══ MATERIALS PROVIDED

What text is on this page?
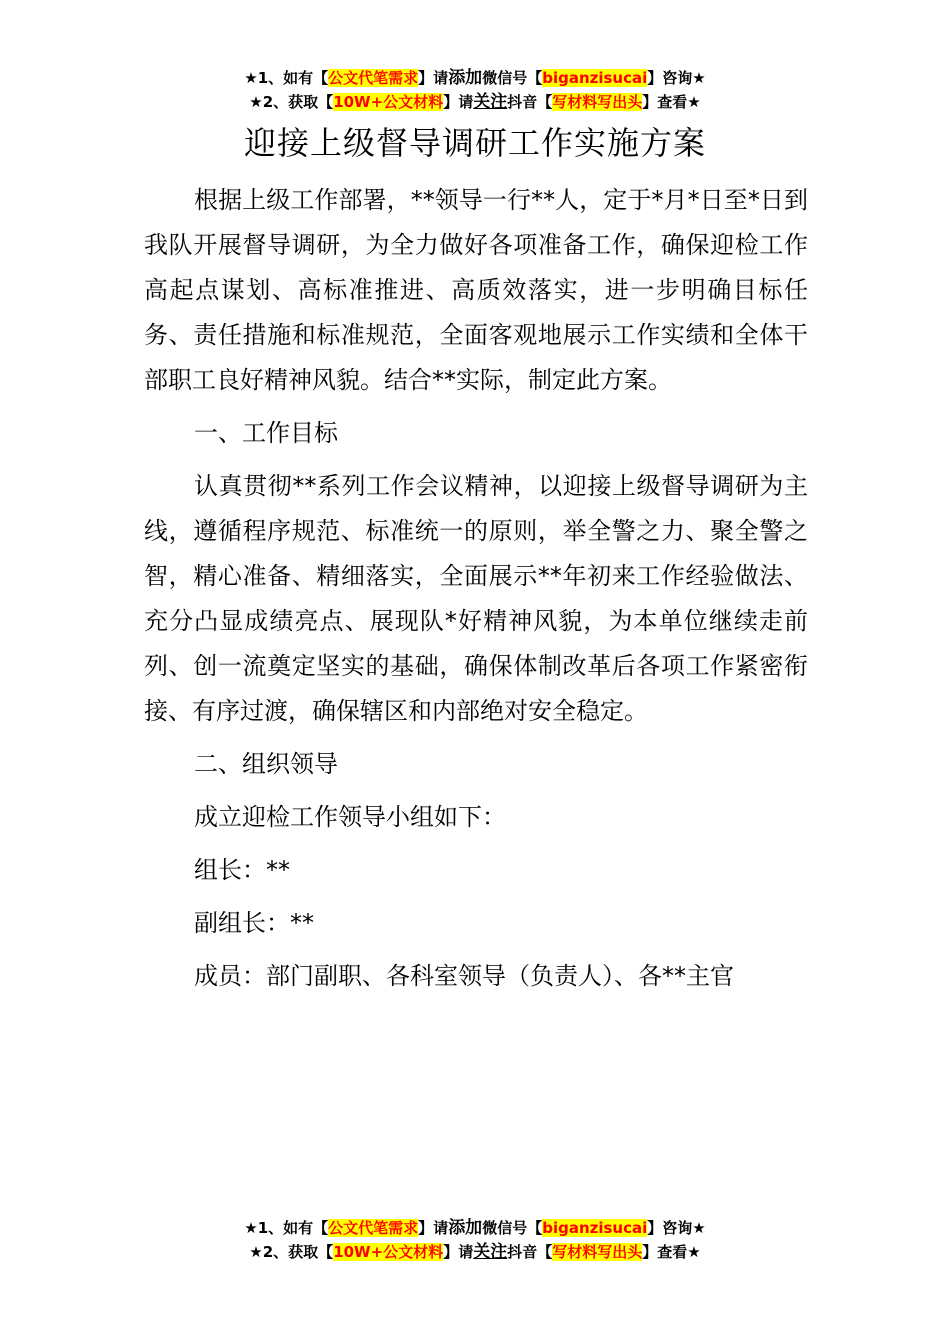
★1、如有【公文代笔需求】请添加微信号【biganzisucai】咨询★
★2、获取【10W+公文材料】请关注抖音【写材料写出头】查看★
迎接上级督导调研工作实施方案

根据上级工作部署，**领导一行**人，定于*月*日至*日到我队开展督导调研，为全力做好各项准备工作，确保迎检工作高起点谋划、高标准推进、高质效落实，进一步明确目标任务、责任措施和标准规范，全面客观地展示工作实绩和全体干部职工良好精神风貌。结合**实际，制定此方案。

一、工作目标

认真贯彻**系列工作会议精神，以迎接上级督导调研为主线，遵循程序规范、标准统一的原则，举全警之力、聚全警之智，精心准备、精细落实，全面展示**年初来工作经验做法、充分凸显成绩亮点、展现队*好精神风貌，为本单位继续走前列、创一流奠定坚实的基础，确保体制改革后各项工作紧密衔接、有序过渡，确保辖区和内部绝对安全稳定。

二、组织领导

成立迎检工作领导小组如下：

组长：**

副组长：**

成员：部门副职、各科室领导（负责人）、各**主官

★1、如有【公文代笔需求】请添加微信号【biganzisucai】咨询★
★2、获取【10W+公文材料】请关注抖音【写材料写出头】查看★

════

Skip the pictures and print each record exactly as it stands.

What text is on this page?
★1、如有【公文代笔需求】请添加微信号【biganzisucai】咨询★
★2、获取【10W+公文材料】请关注抖音【写材料写出头】查看★
迎接上级督导调研工作实施方案

根据上级工作部署，**领导一行**人，定于*月*日至*日到我队开展督导调研，为全力做好各项准备工作，确保迎检工作高起点谋划、高标准推进、高质效落实，进一步明确目标任务、责任措施和标准规范，全面客观地展示工作实绩和全体干部职工良好精神风貌。结合**实际，制定此方案。

一、工作目标

认真贯彻**系列工作会议精神，以迎接上级督导调研为主线，遵循程序规范、标准统一的原则，举全警之力、聚全警之智，精心准备、精细落实，全面展示**年初来工作经验做法、充分凸显成绩亮点、展现队*好精神风貌，为本单位继续走前列、创一流奠定坚实的基础，确保体制改革后各项工作紧密衔接、有序过渡，确保辖区和内部绝对安全稳定。

二、组织领导

成立迎检工作领导小组如下：

组长：**

副组长：**

成员：部门副职、各科室领导（负责人）、各**主官

★1、如有【公文代笔需求】请添加微信号【biganzisucai】咨询★
★2、获取【10W+公文材料】请关注抖音【写材料写出头】查看★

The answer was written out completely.